Written task
Scan the data below. Pull out each line where "this" occurs.

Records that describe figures

● ● ● ● ● ● ●

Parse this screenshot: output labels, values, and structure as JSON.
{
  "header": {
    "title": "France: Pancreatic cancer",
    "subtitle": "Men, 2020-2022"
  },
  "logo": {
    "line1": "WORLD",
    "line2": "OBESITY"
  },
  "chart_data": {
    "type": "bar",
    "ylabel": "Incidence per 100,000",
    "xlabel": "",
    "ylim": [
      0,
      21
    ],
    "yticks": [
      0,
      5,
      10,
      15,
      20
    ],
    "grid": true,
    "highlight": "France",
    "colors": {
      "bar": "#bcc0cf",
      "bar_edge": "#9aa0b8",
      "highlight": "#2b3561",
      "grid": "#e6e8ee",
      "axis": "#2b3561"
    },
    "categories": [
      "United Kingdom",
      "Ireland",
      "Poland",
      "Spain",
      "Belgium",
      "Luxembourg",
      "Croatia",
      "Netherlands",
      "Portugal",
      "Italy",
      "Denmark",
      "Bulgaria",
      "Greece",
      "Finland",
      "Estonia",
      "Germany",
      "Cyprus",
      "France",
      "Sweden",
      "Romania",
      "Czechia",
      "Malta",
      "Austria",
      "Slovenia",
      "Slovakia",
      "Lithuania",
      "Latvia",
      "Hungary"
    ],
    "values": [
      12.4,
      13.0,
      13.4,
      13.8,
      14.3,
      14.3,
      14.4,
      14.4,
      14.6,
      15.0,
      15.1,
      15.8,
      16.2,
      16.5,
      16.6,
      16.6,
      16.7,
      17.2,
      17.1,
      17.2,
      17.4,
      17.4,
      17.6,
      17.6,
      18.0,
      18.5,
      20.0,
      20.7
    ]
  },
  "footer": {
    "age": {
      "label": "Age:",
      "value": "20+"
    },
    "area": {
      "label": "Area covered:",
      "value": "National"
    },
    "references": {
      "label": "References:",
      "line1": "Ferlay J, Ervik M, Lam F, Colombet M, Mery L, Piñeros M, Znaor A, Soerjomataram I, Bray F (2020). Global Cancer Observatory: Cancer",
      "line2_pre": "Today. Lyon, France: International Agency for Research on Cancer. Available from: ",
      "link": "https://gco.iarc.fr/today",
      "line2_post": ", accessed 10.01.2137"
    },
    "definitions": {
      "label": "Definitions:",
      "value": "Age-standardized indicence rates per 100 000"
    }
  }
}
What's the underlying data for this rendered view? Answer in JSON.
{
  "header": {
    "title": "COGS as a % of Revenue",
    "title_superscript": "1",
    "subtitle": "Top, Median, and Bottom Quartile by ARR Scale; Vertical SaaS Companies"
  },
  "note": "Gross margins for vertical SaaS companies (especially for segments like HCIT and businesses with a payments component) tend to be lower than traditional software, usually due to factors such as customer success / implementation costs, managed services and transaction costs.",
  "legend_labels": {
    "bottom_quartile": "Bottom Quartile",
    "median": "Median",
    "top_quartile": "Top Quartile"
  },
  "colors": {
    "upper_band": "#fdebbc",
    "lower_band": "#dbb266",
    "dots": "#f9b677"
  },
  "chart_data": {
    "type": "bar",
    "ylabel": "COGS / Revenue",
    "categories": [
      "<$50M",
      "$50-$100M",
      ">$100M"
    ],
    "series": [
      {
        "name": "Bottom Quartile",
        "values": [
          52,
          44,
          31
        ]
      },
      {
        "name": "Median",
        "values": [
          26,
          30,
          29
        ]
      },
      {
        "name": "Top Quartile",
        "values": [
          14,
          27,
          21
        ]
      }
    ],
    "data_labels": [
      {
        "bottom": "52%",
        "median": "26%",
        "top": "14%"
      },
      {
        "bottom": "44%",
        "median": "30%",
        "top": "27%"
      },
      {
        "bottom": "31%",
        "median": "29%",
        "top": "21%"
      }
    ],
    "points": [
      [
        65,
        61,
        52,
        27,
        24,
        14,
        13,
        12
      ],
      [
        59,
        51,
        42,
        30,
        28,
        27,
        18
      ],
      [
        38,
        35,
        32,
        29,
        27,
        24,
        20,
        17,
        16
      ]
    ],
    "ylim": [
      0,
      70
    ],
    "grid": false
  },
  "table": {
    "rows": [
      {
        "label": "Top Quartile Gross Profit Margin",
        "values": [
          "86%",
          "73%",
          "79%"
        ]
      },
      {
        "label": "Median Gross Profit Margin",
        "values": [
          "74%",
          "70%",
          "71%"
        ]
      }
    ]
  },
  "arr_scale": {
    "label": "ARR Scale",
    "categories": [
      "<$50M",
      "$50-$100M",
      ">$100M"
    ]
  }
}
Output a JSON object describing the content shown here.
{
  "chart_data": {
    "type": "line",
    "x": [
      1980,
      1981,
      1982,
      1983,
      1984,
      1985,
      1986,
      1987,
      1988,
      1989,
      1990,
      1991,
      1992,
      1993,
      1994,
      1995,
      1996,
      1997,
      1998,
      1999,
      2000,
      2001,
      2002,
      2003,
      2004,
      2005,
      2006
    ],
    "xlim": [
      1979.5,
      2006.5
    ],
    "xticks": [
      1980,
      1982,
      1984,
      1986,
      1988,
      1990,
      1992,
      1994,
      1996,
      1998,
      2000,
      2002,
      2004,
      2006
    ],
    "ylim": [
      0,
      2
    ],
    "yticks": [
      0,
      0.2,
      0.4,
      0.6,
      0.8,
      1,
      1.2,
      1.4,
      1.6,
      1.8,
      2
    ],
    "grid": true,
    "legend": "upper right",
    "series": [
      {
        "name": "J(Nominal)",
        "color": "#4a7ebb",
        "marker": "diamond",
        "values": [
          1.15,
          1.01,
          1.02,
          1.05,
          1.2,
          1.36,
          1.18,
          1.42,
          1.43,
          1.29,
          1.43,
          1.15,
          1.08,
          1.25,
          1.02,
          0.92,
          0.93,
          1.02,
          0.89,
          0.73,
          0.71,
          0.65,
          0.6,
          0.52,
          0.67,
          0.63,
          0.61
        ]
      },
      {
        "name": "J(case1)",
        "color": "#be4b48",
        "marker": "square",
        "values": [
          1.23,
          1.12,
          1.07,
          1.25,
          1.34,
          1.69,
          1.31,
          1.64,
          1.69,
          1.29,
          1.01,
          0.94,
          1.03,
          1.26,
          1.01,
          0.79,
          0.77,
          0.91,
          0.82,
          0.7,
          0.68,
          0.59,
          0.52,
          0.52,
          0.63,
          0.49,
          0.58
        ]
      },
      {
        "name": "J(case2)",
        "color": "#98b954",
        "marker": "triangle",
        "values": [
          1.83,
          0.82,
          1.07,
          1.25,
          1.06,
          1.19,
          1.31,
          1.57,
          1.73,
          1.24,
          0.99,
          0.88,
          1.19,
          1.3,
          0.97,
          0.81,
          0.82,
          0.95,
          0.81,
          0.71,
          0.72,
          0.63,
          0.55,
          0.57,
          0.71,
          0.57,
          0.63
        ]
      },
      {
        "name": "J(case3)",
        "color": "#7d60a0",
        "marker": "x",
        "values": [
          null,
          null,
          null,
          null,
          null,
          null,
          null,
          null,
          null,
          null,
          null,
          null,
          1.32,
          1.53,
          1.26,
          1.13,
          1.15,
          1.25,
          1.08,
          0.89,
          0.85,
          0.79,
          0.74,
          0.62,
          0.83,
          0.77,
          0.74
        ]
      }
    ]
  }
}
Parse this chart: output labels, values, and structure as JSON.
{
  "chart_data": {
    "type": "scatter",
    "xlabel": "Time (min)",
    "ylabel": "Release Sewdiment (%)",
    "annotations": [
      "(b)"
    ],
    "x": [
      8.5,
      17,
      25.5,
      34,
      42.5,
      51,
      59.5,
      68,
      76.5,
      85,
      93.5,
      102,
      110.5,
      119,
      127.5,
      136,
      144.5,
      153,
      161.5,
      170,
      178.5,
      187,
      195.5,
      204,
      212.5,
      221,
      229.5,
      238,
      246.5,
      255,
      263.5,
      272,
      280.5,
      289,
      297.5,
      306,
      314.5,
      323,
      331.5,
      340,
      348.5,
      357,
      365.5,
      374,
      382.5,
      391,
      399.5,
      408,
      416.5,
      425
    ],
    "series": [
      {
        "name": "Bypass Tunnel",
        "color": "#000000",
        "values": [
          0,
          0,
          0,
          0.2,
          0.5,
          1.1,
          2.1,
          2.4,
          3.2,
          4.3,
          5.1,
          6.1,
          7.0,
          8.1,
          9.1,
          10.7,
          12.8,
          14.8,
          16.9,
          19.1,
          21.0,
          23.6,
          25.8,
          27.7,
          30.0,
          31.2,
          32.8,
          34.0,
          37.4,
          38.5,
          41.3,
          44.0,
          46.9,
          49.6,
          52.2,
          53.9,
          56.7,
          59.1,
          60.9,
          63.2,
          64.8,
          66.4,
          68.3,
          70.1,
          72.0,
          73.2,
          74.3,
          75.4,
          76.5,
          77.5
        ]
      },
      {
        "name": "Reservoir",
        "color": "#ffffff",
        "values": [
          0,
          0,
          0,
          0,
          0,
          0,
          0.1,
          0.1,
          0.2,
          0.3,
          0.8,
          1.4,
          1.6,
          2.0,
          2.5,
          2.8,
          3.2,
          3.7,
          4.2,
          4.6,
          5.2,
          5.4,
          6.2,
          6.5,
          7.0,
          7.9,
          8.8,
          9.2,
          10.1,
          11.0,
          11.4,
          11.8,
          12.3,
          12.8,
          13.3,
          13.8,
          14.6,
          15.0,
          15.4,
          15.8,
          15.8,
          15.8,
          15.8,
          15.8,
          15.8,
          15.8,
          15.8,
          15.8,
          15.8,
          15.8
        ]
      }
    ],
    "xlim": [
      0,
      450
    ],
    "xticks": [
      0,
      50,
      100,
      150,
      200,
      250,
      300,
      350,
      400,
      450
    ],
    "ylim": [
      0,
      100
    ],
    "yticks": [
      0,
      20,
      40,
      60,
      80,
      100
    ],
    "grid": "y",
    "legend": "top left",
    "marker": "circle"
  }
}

● ● ● ● ● ● ●

Final result
Parse this screenshot: output labels, values, and structure as JSON.
What's the underlying data for this rendered view? Answer in JSON.
Parse this chart: output labels, values, and structure as JSON.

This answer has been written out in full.